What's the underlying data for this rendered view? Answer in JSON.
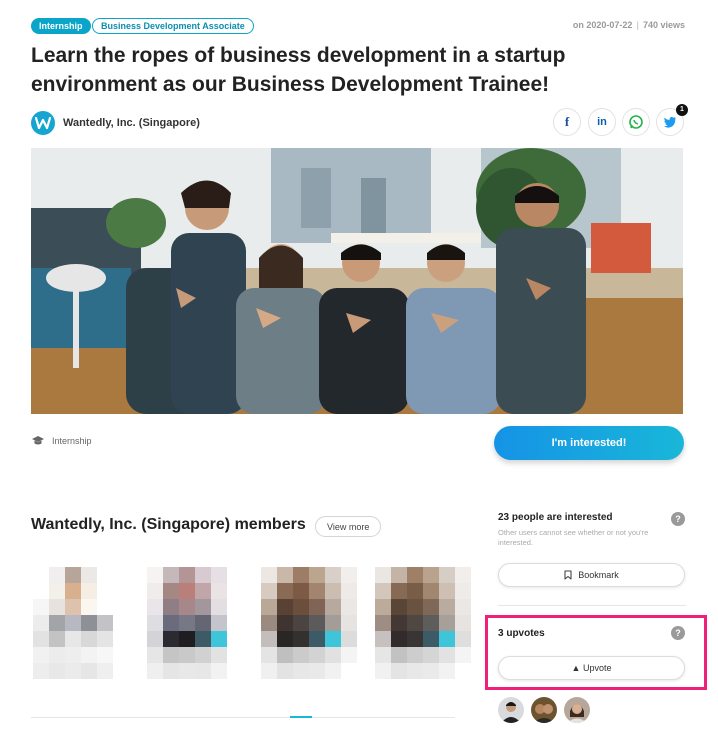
{
  "tags": {
    "type": "Internship",
    "role": "Business Development Associate"
  },
  "meta": {
    "date": "on 2020-07-22",
    "views": "740 views"
  },
  "title": "Learn the ropes of business development in a startup environment as our Business Development Trainee!",
  "company": {
    "name": "Wantedly, Inc. (Singapore)",
    "logo_letter": "W",
    "brand_color": "#16a5d0"
  },
  "share": {
    "facebook": "f",
    "linkedin": "in",
    "whatsapp": "whatsapp-icon",
    "twitter": "twitter-icon",
    "twitter_count": "1"
  },
  "job_type": {
    "label": "Internship",
    "icon": "graduation-cap-icon"
  },
  "cta": {
    "interested_label": "I'm interested!"
  },
  "members": {
    "title": "Wantedly, Inc. (Singapore) members",
    "view_more": "View more"
  },
  "interest_panel": {
    "count_text": "23 people are interested",
    "note": "Other users cannot see whether or not you're interested.",
    "help": "?",
    "bookmark_label": "Bookmark"
  },
  "upvote_panel": {
    "count_text": "3 upvotes",
    "help": "?",
    "upvote_label": "▲ Upvote"
  },
  "colors": {
    "accent": "#0aa5c8",
    "highlight": "#f01f7a"
  }
}
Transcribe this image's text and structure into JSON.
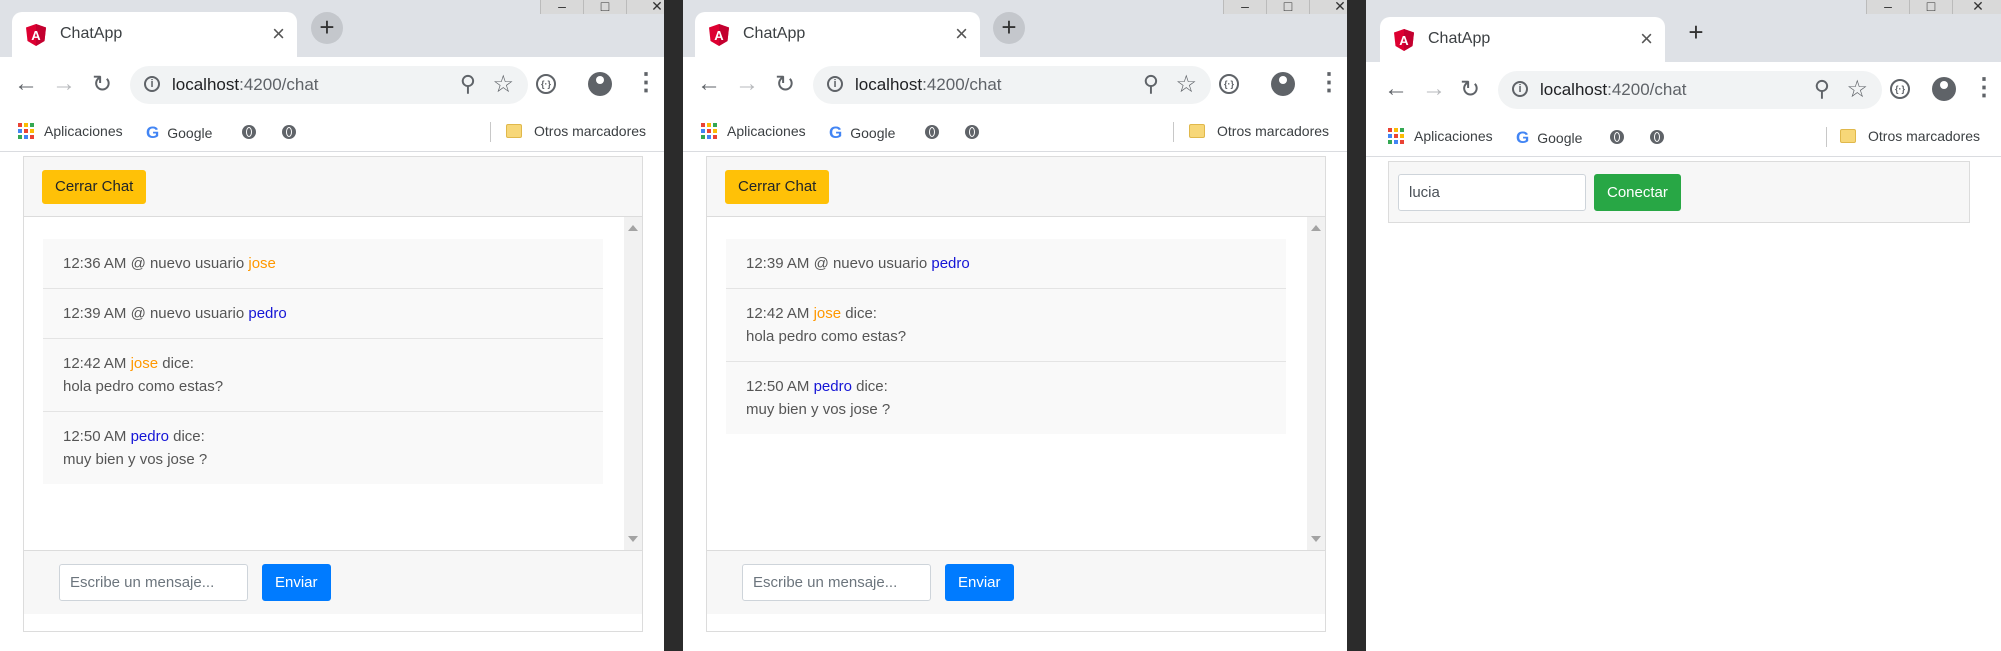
{
  "browser": {
    "tab_title": "ChatApp",
    "url_host": "localhost",
    "url_path": ":4200/chat",
    "bookmarks": {
      "apps": "Aplicaciones",
      "google": "Google",
      "others": "Otros marcadores"
    }
  },
  "chat": {
    "close_button": "Cerrar Chat",
    "message_placeholder": "Escribe un mensaje...",
    "send_button": "Enviar",
    "join_text": "@ nuevo usuario",
    "says_text": "dice:"
  },
  "window1": {
    "messages": [
      {
        "time": "12:36 AM",
        "user": "jose",
        "text": ""
      },
      {
        "time": "12:39 AM",
        "user": "pedro",
        "text": ""
      },
      {
        "time": "12:42 AM",
        "user": "jose",
        "text": "hola pedro como estas?"
      },
      {
        "time": "12:50 AM",
        "user": "pedro",
        "text": "muy bien y vos jose ?"
      }
    ]
  },
  "window2": {
    "messages": [
      {
        "time": "12:39 AM",
        "user": "pedro",
        "text": ""
      },
      {
        "time": "12:42 AM",
        "user": "jose",
        "text": "hola pedro como estas?"
      },
      {
        "time": "12:50 AM",
        "user": "pedro",
        "text": "muy bien y vos jose ?"
      }
    ]
  },
  "window3": {
    "name_value": "lucia",
    "connect_button": "Conectar"
  },
  "colors": {
    "user_jose": "#ff9800",
    "user_pedro": "#1515d6",
    "warning": "#ffc107",
    "primary": "#007bff",
    "success": "#28a745"
  }
}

-*-*-

Problem requirements: Reproduce every record above exactly, but leave out the pictures.

Output of the exercise:
What's the underlying data for this rendered view? Answer in JSON.
{
  "tags": {
    "type": "Internship",
    "role": "Business Development Associate"
  },
  "meta": {
    "date": "on 2020-07-22",
    "views": "740 views"
  },
  "title": "Learn the ropes of business development in a startup environment as our Business Development Trainee!",
  "company": {
    "name": "Wantedly, Inc. (Singapore)",
    "logo_letter": "W",
    "brand_color": "#16a5d0"
  },
  "share": {
    "facebook": "f",
    "linkedin": "in",
    "whatsapp": "whatsapp-icon",
    "twitter": "twitter-icon",
    "twitter_count": "1"
  },
  "job_type": {
    "label": "Internship",
    "icon": "graduation-cap-icon"
  },
  "cta": {
    "interested_label": "I'm interested!"
  },
  "members": {
    "title": "Wantedly, Inc. (Singapore) members",
    "view_more": "View more"
  },
  "interest_panel": {
    "count_text": "23 people are interested",
    "note": "Other users cannot see whether or not you're interested.",
    "help": "?",
    "bookmark_label": "Bookmark"
  },
  "upvote_panel": {
    "count_text": "3 upvotes",
    "help": "?",
    "upvote_label": "▲ Upvote"
  },
  "colors": {
    "accent": "#0aa5c8",
    "highlight": "#f01f7a"
  }
}
Transcribe this image's text and structure into JSON.
{
  "browser": {
    "tab_title": "ChatApp",
    "url_host": "localhost",
    "url_path": ":4200/chat",
    "bookmarks": {
      "apps": "Aplicaciones",
      "google": "Google",
      "others": "Otros marcadores"
    }
  },
  "chat": {
    "close_button": "Cerrar Chat",
    "message_placeholder": "Escribe un mensaje...",
    "send_button": "Enviar",
    "join_text": "@ nuevo usuario",
    "says_text": "dice:"
  },
  "window1": {
    "messages": [
      {
        "time": "12:36 AM",
        "user": "jose",
        "text": ""
      },
      {
        "time": "12:39 AM",
        "user": "pedro",
        "text": ""
      },
      {
        "time": "12:42 AM",
        "user": "jose",
        "text": "hola pedro como estas?"
      },
      {
        "time": "12:50 AM",
        "user": "pedro",
        "text": "muy bien y vos jose ?"
      }
    ]
  },
  "window2": {
    "messages": [
      {
        "time": "12:39 AM",
        "user": "pedro",
        "text": ""
      },
      {
        "time": "12:42 AM",
        "user": "jose",
        "text": "hola pedro como estas?"
      },
      {
        "time": "12:50 AM",
        "user": "pedro",
        "text": "muy bien y vos jose ?"
      }
    ]
  },
  "window3": {
    "name_value": "lucia",
    "connect_button": "Conectar"
  },
  "colors": {
    "user_jose": "#ff9800",
    "user_pedro": "#1515d6",
    "warning": "#ffc107",
    "primary": "#007bff",
    "success": "#28a745"
  }
}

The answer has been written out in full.